● Task requirements: Repeat, without any change, the entries presented below.

==== Material for this task

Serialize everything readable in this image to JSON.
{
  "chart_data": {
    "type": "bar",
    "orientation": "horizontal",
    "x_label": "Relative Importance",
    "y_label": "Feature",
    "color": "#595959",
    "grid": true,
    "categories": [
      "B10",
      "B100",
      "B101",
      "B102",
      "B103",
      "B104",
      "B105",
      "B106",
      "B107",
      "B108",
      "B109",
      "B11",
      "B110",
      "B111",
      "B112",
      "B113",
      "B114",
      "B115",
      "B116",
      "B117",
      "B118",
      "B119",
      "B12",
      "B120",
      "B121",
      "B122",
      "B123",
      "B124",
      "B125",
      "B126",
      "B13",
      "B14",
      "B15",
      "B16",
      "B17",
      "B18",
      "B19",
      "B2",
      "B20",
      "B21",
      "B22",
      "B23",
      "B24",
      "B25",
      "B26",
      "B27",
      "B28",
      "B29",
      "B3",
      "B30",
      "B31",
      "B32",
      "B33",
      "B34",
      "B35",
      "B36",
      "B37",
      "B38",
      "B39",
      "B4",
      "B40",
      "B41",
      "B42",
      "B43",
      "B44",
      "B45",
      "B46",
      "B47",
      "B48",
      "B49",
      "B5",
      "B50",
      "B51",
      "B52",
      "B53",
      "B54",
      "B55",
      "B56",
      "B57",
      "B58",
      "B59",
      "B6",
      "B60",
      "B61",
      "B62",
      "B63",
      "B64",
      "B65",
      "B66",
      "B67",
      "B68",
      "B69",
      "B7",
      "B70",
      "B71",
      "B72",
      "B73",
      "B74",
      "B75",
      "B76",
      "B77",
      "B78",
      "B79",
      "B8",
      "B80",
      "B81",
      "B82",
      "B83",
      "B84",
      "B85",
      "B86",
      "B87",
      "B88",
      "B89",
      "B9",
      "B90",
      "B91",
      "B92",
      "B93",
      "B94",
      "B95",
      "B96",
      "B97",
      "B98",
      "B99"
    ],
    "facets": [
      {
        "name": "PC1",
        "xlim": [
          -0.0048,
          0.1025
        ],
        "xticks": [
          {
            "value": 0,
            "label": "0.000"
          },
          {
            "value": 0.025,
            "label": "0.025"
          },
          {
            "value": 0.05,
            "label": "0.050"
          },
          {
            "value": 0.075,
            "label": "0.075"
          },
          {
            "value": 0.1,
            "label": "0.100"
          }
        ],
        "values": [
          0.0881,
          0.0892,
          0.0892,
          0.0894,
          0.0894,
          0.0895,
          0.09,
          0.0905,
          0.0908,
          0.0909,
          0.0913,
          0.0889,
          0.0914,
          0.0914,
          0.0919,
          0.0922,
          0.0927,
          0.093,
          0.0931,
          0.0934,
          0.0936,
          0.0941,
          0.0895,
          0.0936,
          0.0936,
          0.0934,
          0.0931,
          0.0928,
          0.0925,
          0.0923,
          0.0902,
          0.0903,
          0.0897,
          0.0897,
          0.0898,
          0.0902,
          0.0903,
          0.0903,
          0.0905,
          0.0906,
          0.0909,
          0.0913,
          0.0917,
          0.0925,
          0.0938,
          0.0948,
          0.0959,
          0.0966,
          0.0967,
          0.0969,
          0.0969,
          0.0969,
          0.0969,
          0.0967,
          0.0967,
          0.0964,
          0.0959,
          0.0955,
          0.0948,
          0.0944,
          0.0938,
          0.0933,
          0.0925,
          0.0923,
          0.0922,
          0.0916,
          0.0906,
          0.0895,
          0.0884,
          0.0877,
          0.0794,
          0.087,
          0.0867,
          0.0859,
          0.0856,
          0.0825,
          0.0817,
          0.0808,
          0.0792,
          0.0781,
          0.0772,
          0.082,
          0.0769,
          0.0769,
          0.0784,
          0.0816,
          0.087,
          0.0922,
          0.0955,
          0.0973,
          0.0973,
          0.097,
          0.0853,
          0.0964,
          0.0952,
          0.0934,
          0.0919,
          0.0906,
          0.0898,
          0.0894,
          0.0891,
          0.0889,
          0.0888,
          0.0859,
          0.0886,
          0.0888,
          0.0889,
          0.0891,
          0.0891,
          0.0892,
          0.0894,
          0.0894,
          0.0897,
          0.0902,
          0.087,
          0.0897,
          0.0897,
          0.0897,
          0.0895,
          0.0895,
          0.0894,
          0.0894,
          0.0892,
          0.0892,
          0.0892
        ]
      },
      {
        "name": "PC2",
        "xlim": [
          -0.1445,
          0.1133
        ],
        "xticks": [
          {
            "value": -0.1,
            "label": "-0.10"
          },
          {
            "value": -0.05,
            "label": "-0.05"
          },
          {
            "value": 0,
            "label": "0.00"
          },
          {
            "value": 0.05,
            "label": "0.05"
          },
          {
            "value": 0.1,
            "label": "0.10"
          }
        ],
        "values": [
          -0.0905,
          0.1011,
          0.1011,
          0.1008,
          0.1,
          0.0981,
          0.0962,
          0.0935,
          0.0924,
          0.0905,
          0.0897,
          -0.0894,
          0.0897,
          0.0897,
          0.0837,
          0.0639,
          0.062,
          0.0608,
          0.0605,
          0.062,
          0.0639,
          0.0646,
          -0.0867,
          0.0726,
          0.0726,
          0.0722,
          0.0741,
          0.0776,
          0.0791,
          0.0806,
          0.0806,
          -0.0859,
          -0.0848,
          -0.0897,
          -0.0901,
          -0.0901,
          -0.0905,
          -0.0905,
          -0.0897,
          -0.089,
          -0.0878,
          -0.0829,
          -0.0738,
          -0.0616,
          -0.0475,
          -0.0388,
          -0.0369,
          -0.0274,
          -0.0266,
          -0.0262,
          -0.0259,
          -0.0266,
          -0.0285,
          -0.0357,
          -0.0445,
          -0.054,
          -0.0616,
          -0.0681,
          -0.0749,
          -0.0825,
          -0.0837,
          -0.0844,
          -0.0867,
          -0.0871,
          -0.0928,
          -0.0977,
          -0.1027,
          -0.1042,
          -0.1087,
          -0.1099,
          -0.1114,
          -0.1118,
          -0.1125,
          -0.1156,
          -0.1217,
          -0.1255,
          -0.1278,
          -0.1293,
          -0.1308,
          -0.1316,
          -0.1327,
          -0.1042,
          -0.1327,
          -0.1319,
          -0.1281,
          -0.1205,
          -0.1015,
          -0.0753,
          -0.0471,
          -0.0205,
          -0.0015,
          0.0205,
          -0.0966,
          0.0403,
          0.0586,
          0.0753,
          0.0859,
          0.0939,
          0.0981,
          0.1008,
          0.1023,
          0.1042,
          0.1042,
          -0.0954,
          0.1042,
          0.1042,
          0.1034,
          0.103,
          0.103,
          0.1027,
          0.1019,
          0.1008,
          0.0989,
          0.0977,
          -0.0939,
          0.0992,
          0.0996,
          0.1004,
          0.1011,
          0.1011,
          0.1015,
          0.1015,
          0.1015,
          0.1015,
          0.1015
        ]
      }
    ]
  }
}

========

● Problem solution:
Serialize everything readable in this image to JSON.
{
  "chart_data": {
    "type": "bar",
    "orientation": "horizontal",
    "x_label": "Relative Importance",
    "y_label": "Feature",
    "color": "#595959",
    "grid": true,
    "categories": [
      "B10",
      "B100",
      "B101",
      "B102",
      "B103",
      "B104",
      "B105",
      "B106",
      "B107",
      "B108",
      "B109",
      "B11",
      "B110",
      "B111",
      "B112",
      "B113",
      "B114",
      "B115",
      "B116",
      "B117",
      "B118",
      "B119",
      "B12",
      "B120",
      "B121",
      "B122",
      "B123",
      "B124",
      "B125",
      "B126",
      "B13",
      "B14",
      "B15",
      "B16",
      "B17",
      "B18",
      "B19",
      "B2",
      "B20",
      "B21",
      "B22",
      "B23",
      "B24",
      "B25",
      "B26",
      "B27",
      "B28",
      "B29",
      "B3",
      "B30",
      "B31",
      "B32",
      "B33",
      "B34",
      "B35",
      "B36",
      "B37",
      "B38",
      "B39",
      "B4",
      "B40",
      "B41",
      "B42",
      "B43",
      "B44",
      "B45",
      "B46",
      "B47",
      "B48",
      "B49",
      "B5",
      "B50",
      "B51",
      "B52",
      "B53",
      "B54",
      "B55",
      "B56",
      "B57",
      "B58",
      "B59",
      "B6",
      "B60",
      "B61",
      "B62",
      "B63",
      "B64",
      "B65",
      "B66",
      "B67",
      "B68",
      "B69",
      "B7",
      "B70",
      "B71",
      "B72",
      "B73",
      "B74",
      "B75",
      "B76",
      "B77",
      "B78",
      "B79",
      "B8",
      "B80",
      "B81",
      "B82",
      "B83",
      "B84",
      "B85",
      "B86",
      "B87",
      "B88",
      "B89",
      "B9",
      "B90",
      "B91",
      "B92",
      "B93",
      "B94",
      "B95",
      "B96",
      "B97",
      "B98",
      "B99"
    ],
    "facets": [
      {
        "name": "PC1",
        "xlim": [
          -0.0048,
          0.1025
        ],
        "xticks": [
          {
            "value": 0,
            "label": "0.000"
          },
          {
            "value": 0.025,
            "label": "0.025"
          },
          {
            "value": 0.05,
            "label": "0.050"
          },
          {
            "value": 0.075,
            "label": "0.075"
          },
          {
            "value": 0.1,
            "label": "0.100"
          }
        ],
        "values": [
          0.0881,
          0.0892,
          0.0892,
          0.0894,
          0.0894,
          0.0895,
          0.09,
          0.0905,
          0.0908,
          0.0909,
          0.0913,
          0.0889,
          0.0914,
          0.0914,
          0.0919,
          0.0922,
          0.0927,
          0.093,
          0.0931,
          0.0934,
          0.0936,
          0.0941,
          0.0895,
          0.0936,
          0.0936,
          0.0934,
          0.0931,
          0.0928,
          0.0925,
          0.0923,
          0.0902,
          0.0903,
          0.0897,
          0.0897,
          0.0898,
          0.0902,
          0.0903,
          0.0903,
          0.0905,
          0.0906,
          0.0909,
          0.0913,
          0.0917,
          0.0925,
          0.0938,
          0.0948,
          0.0959,
          0.0966,
          0.0967,
          0.0969,
          0.0969,
          0.0969,
          0.0969,
          0.0967,
          0.0967,
          0.0964,
          0.0959,
          0.0955,
          0.0948,
          0.0944,
          0.0938,
          0.0933,
          0.0925,
          0.0923,
          0.0922,
          0.0916,
          0.0906,
          0.0895,
          0.0884,
          0.0877,
          0.0794,
          0.087,
          0.0867,
          0.0859,
          0.0856,
          0.0825,
          0.0817,
          0.0808,
          0.0792,
          0.0781,
          0.0772,
          0.082,
          0.0769,
          0.0769,
          0.0784,
          0.0816,
          0.087,
          0.0922,
          0.0955,
          0.0973,
          0.0973,
          0.097,
          0.0853,
          0.0964,
          0.0952,
          0.0934,
          0.0919,
          0.0906,
          0.0898,
          0.0894,
          0.0891,
          0.0889,
          0.0888,
          0.0859,
          0.0886,
          0.0888,
          0.0889,
          0.0891,
          0.0891,
          0.0892,
          0.0894,
          0.0894,
          0.0897,
          0.0902,
          0.087,
          0.0897,
          0.0897,
          0.0897,
          0.0895,
          0.0895,
          0.0894,
          0.0894,
          0.0892,
          0.0892,
          0.0892
        ]
      },
      {
        "name": "PC2",
        "xlim": [
          -0.1445,
          0.1133
        ],
        "xticks": [
          {
            "value": -0.1,
            "label": "-0.10"
          },
          {
            "value": -0.05,
            "label": "-0.05"
          },
          {
            "value": 0,
            "label": "0.00"
          },
          {
            "value": 0.05,
            "label": "0.05"
          },
          {
            "value": 0.1,
            "label": "0.10"
          }
        ],
        "values": [
          -0.0905,
          0.1011,
          0.1011,
          0.1008,
          0.1,
          0.0981,
          0.0962,
          0.0935,
          0.0924,
          0.0905,
          0.0897,
          -0.0894,
          0.0897,
          0.0897,
          0.0837,
          0.0639,
          0.062,
          0.0608,
          0.0605,
          0.062,
          0.0639,
          0.0646,
          -0.0867,
          0.0726,
          0.0726,
          0.0722,
          0.0741,
          0.0776,
          0.0791,
          0.0806,
          0.0806,
          -0.0859,
          -0.0848,
          -0.0897,
          -0.0901,
          -0.0901,
          -0.0905,
          -0.0905,
          -0.0897,
          -0.089,
          -0.0878,
          -0.0829,
          -0.0738,
          -0.0616,
          -0.0475,
          -0.0388,
          -0.0369,
          -0.0274,
          -0.0266,
          -0.0262,
          -0.0259,
          -0.0266,
          -0.0285,
          -0.0357,
          -0.0445,
          -0.054,
          -0.0616,
          -0.0681,
          -0.0749,
          -0.0825,
          -0.0837,
          -0.0844,
          -0.0867,
          -0.0871,
          -0.0928,
          -0.0977,
          -0.1027,
          -0.1042,
          -0.1087,
          -0.1099,
          -0.1114,
          -0.1118,
          -0.1125,
          -0.1156,
          -0.1217,
          -0.1255,
          -0.1278,
          -0.1293,
          -0.1308,
          -0.1316,
          -0.1327,
          -0.1042,
          -0.1327,
          -0.1319,
          -0.1281,
          -0.1205,
          -0.1015,
          -0.0753,
          -0.0471,
          -0.0205,
          -0.0015,
          0.0205,
          -0.0966,
          0.0403,
          0.0586,
          0.0753,
          0.0859,
          0.0939,
          0.0981,
          0.1008,
          0.1023,
          0.1042,
          0.1042,
          -0.0954,
          0.1042,
          0.1042,
          0.1034,
          0.103,
          0.103,
          0.1027,
          0.1019,
          0.1008,
          0.0989,
          0.0977,
          -0.0939,
          0.0992,
          0.0996,
          0.1004,
          0.1011,
          0.1011,
          0.1015,
          0.1015,
          0.1015,
          0.1015,
          0.1015
        ]
      }
    ]
  }
}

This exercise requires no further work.